*WHAT THIS TASK INVOLVES*.
Copy out every line exactly as given.

━━━━━━━━━━━━━━━━━━━━

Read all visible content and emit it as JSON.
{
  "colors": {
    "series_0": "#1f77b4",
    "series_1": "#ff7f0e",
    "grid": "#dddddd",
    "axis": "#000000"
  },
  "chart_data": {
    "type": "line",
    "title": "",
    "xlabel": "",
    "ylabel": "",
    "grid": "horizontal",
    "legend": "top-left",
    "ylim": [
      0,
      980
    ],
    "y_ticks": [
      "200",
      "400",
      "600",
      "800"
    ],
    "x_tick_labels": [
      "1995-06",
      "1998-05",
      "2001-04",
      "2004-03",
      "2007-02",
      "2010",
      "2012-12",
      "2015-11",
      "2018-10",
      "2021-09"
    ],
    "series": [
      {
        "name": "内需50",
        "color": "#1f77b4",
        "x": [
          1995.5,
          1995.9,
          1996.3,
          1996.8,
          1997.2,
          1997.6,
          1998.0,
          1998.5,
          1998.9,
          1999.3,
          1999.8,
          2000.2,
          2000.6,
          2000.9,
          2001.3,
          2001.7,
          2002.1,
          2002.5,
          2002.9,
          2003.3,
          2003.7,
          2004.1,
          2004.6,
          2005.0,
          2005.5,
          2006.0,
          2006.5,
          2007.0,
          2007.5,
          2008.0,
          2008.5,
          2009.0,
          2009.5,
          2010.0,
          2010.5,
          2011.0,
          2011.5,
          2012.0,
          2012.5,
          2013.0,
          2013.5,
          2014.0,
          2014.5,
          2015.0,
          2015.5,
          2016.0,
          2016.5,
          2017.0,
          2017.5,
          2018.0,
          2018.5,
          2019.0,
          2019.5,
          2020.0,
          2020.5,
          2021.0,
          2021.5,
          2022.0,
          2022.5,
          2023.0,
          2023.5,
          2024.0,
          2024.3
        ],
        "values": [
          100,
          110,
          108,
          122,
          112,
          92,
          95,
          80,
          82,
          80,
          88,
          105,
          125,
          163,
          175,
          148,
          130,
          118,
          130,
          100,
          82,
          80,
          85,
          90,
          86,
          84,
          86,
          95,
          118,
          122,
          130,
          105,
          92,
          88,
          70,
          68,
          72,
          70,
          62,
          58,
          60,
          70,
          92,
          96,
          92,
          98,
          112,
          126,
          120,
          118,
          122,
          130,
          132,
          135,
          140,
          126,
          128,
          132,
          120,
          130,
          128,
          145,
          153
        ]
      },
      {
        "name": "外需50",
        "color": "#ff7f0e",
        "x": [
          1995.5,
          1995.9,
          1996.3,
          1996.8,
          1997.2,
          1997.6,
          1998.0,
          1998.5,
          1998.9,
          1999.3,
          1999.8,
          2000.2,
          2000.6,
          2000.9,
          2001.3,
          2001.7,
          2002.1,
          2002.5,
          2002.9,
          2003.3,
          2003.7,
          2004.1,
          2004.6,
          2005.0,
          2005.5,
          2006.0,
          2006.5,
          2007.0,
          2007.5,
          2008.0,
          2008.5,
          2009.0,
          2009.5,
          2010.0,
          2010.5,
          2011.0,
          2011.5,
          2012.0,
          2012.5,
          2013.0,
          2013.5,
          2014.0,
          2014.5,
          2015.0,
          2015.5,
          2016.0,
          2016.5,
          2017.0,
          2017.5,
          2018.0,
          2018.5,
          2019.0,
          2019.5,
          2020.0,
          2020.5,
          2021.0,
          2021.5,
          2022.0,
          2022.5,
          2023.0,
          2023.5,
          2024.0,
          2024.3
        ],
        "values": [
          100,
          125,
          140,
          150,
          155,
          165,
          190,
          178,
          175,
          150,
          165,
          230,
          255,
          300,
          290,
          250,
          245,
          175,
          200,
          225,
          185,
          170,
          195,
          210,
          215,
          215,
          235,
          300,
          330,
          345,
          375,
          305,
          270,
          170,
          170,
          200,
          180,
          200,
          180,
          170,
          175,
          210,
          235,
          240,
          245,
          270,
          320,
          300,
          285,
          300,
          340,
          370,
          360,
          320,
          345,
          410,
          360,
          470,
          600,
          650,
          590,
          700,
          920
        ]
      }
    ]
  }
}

━━━━━━━━━━━━━━━━━━━━

*ANSWER TO THE PROBLEM*.
Read all visible content and emit it as JSON.
{
  "colors": {
    "series_0": "#1f77b4",
    "series_1": "#ff7f0e",
    "grid": "#dddddd",
    "axis": "#000000"
  },
  "chart_data": {
    "type": "line",
    "title": "",
    "xlabel": "",
    "ylabel": "",
    "grid": "horizontal",
    "legend": "top-left",
    "ylim": [
      0,
      980
    ],
    "y_ticks": [
      "200",
      "400",
      "600",
      "800"
    ],
    "x_tick_labels": [
      "1995-06",
      "1998-05",
      "2001-04",
      "2004-03",
      "2007-02",
      "2010",
      "2012-12",
      "2015-11",
      "2018-10",
      "2021-09"
    ],
    "series": [
      {
        "name": "内需50",
        "color": "#1f77b4",
        "x": [
          1995.5,
          1995.9,
          1996.3,
          1996.8,
          1997.2,
          1997.6,
          1998.0,
          1998.5,
          1998.9,
          1999.3,
          1999.8,
          2000.2,
          2000.6,
          2000.9,
          2001.3,
          2001.7,
          2002.1,
          2002.5,
          2002.9,
          2003.3,
          2003.7,
          2004.1,
          2004.6,
          2005.0,
          2005.5,
          2006.0,
          2006.5,
          2007.0,
          2007.5,
          2008.0,
          2008.5,
          2009.0,
          2009.5,
          2010.0,
          2010.5,
          2011.0,
          2011.5,
          2012.0,
          2012.5,
          2013.0,
          2013.5,
          2014.0,
          2014.5,
          2015.0,
          2015.5,
          2016.0,
          2016.5,
          2017.0,
          2017.5,
          2018.0,
          2018.5,
          2019.0,
          2019.5,
          2020.0,
          2020.5,
          2021.0,
          2021.5,
          2022.0,
          2022.5,
          2023.0,
          2023.5,
          2024.0,
          2024.3
        ],
        "values": [
          100,
          110,
          108,
          122,
          112,
          92,
          95,
          80,
          82,
          80,
          88,
          105,
          125,
          163,
          175,
          148,
          130,
          118,
          130,
          100,
          82,
          80,
          85,
          90,
          86,
          84,
          86,
          95,
          118,
          122,
          130,
          105,
          92,
          88,
          70,
          68,
          72,
          70,
          62,
          58,
          60,
          70,
          92,
          96,
          92,
          98,
          112,
          126,
          120,
          118,
          122,
          130,
          132,
          135,
          140,
          126,
          128,
          132,
          120,
          130,
          128,
          145,
          153
        ]
      },
      {
        "name": "外需50",
        "color": "#ff7f0e",
        "x": [
          1995.5,
          1995.9,
          1996.3,
          1996.8,
          1997.2,
          1997.6,
          1998.0,
          1998.5,
          1998.9,
          1999.3,
          1999.8,
          2000.2,
          2000.6,
          2000.9,
          2001.3,
          2001.7,
          2002.1,
          2002.5,
          2002.9,
          2003.3,
          2003.7,
          2004.1,
          2004.6,
          2005.0,
          2005.5,
          2006.0,
          2006.5,
          2007.0,
          2007.5,
          2008.0,
          2008.5,
          2009.0,
          2009.5,
          2010.0,
          2010.5,
          2011.0,
          2011.5,
          2012.0,
          2012.5,
          2013.0,
          2013.5,
          2014.0,
          2014.5,
          2015.0,
          2015.5,
          2016.0,
          2016.5,
          2017.0,
          2017.5,
          2018.0,
          2018.5,
          2019.0,
          2019.5,
          2020.0,
          2020.5,
          2021.0,
          2021.5,
          2022.0,
          2022.5,
          2023.0,
          2023.5,
          2024.0,
          2024.3
        ],
        "values": [
          100,
          125,
          140,
          150,
          155,
          165,
          190,
          178,
          175,
          150,
          165,
          230,
          255,
          300,
          290,
          250,
          245,
          175,
          200,
          225,
          185,
          170,
          195,
          210,
          215,
          215,
          235,
          300,
          330,
          345,
          375,
          305,
          270,
          170,
          170,
          200,
          180,
          200,
          180,
          170,
          175,
          210,
          235,
          240,
          245,
          270,
          320,
          300,
          285,
          300,
          340,
          370,
          360,
          320,
          345,
          410,
          360,
          470,
          600,
          650,
          590,
          700,
          920
        ]
      }
    ]
  }
}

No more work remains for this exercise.